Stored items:

※

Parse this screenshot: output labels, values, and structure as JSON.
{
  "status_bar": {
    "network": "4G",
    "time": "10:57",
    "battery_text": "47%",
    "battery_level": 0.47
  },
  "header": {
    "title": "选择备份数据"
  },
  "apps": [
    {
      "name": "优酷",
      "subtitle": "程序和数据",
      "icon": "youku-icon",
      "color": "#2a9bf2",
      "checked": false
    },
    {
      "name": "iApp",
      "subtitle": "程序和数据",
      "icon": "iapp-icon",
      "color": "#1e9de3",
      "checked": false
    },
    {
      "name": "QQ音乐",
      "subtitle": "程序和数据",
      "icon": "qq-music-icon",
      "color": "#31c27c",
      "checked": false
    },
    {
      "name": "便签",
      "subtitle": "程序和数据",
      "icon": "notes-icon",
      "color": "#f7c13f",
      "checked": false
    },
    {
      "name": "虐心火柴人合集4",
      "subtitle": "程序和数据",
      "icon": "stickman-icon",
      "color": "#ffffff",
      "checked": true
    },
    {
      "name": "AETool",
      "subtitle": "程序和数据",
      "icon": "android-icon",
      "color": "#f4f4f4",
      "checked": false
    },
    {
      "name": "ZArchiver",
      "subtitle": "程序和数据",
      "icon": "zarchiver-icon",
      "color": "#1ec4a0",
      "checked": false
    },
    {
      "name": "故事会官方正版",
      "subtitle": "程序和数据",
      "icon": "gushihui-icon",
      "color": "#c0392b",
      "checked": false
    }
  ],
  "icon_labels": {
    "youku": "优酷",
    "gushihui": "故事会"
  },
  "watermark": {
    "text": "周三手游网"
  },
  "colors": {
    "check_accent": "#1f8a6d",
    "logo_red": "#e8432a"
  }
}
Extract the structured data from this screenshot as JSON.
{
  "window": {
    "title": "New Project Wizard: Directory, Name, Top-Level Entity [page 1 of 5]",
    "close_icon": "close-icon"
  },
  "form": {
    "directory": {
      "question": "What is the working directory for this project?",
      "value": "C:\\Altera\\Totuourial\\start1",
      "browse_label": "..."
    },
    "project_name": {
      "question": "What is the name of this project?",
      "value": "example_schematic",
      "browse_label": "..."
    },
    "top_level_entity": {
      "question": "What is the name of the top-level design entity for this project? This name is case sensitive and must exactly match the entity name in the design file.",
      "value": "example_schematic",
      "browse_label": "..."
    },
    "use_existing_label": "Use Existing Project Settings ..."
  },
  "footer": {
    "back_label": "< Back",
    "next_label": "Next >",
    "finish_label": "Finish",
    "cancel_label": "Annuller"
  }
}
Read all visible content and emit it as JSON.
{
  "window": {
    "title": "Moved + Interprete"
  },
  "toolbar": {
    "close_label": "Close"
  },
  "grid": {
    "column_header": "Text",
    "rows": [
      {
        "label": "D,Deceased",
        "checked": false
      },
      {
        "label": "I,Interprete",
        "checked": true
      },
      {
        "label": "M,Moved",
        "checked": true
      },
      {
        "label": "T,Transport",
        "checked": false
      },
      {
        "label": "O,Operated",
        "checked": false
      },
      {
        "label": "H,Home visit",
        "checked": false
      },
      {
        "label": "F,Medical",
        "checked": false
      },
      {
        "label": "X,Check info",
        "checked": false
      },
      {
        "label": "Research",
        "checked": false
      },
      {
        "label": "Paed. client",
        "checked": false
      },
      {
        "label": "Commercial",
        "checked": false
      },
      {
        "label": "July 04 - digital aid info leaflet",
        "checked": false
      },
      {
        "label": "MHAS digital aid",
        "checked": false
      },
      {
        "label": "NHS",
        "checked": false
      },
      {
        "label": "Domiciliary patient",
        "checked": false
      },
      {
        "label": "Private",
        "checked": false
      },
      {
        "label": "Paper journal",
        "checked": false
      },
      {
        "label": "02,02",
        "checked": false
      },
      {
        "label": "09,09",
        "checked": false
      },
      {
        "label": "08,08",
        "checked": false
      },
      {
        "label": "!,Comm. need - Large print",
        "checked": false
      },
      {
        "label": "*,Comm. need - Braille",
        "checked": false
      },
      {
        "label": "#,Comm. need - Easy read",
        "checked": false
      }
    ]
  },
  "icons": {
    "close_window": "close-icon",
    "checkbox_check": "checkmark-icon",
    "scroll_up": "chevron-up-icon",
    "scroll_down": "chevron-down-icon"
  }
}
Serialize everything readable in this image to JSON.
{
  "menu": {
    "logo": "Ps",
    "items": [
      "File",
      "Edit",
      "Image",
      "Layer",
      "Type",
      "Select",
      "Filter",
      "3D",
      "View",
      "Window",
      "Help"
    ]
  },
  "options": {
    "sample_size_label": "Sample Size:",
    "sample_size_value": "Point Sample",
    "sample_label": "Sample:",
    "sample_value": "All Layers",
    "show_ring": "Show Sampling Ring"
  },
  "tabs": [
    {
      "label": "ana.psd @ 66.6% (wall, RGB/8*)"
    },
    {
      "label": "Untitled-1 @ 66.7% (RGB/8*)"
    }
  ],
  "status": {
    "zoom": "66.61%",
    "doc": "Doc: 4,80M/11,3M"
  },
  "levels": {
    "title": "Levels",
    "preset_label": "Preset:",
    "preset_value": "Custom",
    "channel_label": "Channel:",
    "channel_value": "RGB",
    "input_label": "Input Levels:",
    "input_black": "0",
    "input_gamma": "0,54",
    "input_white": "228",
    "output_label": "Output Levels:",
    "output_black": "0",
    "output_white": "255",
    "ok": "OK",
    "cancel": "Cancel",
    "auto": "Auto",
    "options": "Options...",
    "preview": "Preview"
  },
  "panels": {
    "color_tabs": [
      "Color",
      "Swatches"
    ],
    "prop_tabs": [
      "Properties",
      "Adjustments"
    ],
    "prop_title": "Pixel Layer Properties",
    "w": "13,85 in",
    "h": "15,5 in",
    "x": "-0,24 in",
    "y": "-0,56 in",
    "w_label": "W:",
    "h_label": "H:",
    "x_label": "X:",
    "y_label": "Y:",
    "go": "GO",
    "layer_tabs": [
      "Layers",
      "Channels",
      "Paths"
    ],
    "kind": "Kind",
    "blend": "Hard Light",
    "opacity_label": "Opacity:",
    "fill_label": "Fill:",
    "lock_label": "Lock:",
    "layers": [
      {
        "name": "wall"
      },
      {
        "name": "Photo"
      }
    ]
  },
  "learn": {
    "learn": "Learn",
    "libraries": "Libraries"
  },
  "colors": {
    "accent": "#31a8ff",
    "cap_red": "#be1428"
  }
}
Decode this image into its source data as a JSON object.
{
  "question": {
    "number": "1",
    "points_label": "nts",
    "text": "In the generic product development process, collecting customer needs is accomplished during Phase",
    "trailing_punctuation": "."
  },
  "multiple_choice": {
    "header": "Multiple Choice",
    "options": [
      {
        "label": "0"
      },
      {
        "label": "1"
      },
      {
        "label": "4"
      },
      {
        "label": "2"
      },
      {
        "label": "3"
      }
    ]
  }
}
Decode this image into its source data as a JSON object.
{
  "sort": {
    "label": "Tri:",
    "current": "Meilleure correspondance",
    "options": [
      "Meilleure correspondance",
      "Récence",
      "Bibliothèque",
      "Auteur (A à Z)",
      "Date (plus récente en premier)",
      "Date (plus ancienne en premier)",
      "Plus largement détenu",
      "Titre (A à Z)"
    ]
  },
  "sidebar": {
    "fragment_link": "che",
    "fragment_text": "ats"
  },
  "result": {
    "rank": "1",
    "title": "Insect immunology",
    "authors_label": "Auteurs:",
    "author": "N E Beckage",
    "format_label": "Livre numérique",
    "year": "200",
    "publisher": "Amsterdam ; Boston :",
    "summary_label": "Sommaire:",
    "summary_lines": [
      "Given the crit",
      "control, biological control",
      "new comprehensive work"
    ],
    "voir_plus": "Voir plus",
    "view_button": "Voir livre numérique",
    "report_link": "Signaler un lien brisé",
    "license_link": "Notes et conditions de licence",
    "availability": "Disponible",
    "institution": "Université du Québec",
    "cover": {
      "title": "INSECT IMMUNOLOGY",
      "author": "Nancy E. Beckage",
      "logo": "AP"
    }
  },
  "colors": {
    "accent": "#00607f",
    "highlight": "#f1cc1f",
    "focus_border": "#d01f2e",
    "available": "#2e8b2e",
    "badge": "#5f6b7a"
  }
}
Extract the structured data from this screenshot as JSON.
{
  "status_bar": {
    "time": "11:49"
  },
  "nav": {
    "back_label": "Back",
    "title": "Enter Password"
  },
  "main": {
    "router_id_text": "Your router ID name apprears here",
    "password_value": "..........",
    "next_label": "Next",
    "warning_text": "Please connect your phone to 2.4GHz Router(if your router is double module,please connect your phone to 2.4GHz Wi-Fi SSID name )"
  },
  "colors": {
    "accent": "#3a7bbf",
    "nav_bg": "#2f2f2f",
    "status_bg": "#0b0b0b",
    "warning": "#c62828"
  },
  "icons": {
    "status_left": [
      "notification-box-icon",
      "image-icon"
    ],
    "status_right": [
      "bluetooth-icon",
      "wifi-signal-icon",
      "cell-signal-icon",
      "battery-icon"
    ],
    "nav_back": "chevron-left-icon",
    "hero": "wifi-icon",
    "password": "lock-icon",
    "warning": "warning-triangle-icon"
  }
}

※

* [REQUIRED TASK]
Reproduce each line holding the word "this".

* [SOLUTION TO THE PROBLEM]
Parse this screenshot: output labels, values, and structure as JSON.
Extract the structured data from this screenshot as JSON.
      "question": "What is the working directory for this project?",
      "question": "What is the name of this project?",
      "question": "What is the name of the top-level design entity for this project? This name is case sensitive and must exactly match the entity name in the design file.",
Serialize everything readable in this image to JSON.
Decode this image into its source data as a JSON object.
Decode this image into its source data as a JSON object.
Extract the structured data from this screenshot as JSON.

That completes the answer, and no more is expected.